(Dataset excerpts)
============================================================
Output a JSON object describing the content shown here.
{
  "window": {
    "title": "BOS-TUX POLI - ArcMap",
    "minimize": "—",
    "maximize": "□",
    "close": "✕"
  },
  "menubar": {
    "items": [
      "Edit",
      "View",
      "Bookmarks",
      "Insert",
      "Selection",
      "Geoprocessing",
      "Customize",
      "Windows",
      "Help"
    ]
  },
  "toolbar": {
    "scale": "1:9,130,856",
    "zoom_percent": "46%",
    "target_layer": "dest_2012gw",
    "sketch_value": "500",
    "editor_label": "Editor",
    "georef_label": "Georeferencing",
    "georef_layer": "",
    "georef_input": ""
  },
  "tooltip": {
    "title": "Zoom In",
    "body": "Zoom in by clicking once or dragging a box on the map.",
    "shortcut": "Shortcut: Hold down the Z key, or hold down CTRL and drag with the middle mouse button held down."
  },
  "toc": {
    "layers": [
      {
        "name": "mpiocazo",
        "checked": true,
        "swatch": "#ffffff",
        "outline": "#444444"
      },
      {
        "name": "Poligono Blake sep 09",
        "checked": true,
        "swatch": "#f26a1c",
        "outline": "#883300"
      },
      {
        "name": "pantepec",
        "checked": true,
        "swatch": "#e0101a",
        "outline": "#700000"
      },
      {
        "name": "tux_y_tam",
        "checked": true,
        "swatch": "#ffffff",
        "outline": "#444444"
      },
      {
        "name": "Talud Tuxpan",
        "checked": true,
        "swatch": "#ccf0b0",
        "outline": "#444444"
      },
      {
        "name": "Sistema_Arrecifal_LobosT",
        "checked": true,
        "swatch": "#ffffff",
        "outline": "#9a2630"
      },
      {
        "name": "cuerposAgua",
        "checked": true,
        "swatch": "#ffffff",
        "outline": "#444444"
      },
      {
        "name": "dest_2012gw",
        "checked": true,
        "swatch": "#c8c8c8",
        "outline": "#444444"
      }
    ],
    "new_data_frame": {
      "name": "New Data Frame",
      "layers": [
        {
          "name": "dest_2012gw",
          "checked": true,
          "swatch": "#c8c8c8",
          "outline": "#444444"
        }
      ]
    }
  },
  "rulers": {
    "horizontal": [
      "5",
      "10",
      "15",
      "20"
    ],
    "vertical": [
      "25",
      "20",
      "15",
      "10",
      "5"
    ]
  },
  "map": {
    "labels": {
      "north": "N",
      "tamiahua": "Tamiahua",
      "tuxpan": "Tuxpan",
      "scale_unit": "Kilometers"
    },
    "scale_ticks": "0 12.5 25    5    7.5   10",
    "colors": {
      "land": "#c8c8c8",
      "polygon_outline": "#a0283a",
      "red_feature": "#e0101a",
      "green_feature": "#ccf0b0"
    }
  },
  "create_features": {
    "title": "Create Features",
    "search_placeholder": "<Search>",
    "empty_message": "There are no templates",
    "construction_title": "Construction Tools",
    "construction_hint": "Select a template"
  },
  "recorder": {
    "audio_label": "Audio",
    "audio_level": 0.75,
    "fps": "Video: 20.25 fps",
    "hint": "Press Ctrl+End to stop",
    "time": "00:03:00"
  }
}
============================================================
__WHAT IS REQUIRED__. Each entry must be reproduced verbatim.

__CORRECT RESPONSE__.
Output a JSON object describing the content shown here.
{
  "window": {
    "title": "BOS-TUX POLI - ArcMap",
    "minimize": "—",
    "maximize": "□",
    "close": "✕"
  },
  "menubar": {
    "items": [
      "Edit",
      "View",
      "Bookmarks",
      "Insert",
      "Selection",
      "Geoprocessing",
      "Customize",
      "Windows",
      "Help"
    ]
  },
  "toolbar": {
    "scale": "1:9,130,856",
    "zoom_percent": "46%",
    "target_layer": "dest_2012gw",
    "sketch_value": "500",
    "editor_label": "Editor",
    "georef_label": "Georeferencing",
    "georef_layer": "",
    "georef_input": ""
  },
  "tooltip": {
    "title": "Zoom In",
    "body": "Zoom in by clicking once or dragging a box on the map.",
    "shortcut": "Shortcut: Hold down the Z key, or hold down CTRL and drag with the middle mouse button held down."
  },
  "toc": {
    "layers": [
      {
        "name": "mpiocazo",
        "checked": true,
        "swatch": "#ffffff",
        "outline": "#444444"
      },
      {
        "name": "Poligono Blake sep 09",
        "checked": true,
        "swatch": "#f26a1c",
        "outline": "#883300"
      },
      {
        "name": "pantepec",
        "checked": true,
        "swatch": "#e0101a",
        "outline": "#700000"
      },
      {
        "name": "tux_y_tam",
        "checked": true,
        "swatch": "#ffffff",
        "outline": "#444444"
      },
      {
        "name": "Talud Tuxpan",
        "checked": true,
        "swatch": "#ccf0b0",
        "outline": "#444444"
      },
      {
        "name": "Sistema_Arrecifal_LobosT",
        "checked": true,
        "swatch": "#ffffff",
        "outline": "#9a2630"
      },
      {
        "name": "cuerposAgua",
        "checked": true,
        "swatch": "#ffffff",
        "outline": "#444444"
      },
      {
        "name": "dest_2012gw",
        "checked": true,
        "swatch": "#c8c8c8",
        "outline": "#444444"
      }
    ],
    "new_data_frame": {
      "name": "New Data Frame",
      "layers": [
        {
          "name": "dest_2012gw",
          "checked": true,
          "swatch": "#c8c8c8",
          "outline": "#444444"
        }
      ]
    }
  },
  "rulers": {
    "horizontal": [
      "5",
      "10",
      "15",
      "20"
    ],
    "vertical": [
      "25",
      "20",
      "15",
      "10",
      "5"
    ]
  },
  "map": {
    "labels": {
      "north": "N",
      "tamiahua": "Tamiahua",
      "tuxpan": "Tuxpan",
      "scale_unit": "Kilometers"
    },
    "scale_ticks": "0 12.5 25    5    7.5   10",
    "colors": {
      "land": "#c8c8c8",
      "polygon_outline": "#a0283a",
      "red_feature": "#e0101a",
      "green_feature": "#ccf0b0"
    }
  },
  "create_features": {
    "title": "Create Features",
    "search_placeholder": "<Search>",
    "empty_message": "There are no templates",
    "construction_title": "Construction Tools",
    "construction_hint": "Select a template"
  },
  "recorder": {
    "audio_label": "Audio",
    "audio_level": 0.75,
    "fps": "Video: 20.25 fps",
    "hint": "Press Ctrl+End to stop",
    "time": "00:03:00"
  }
}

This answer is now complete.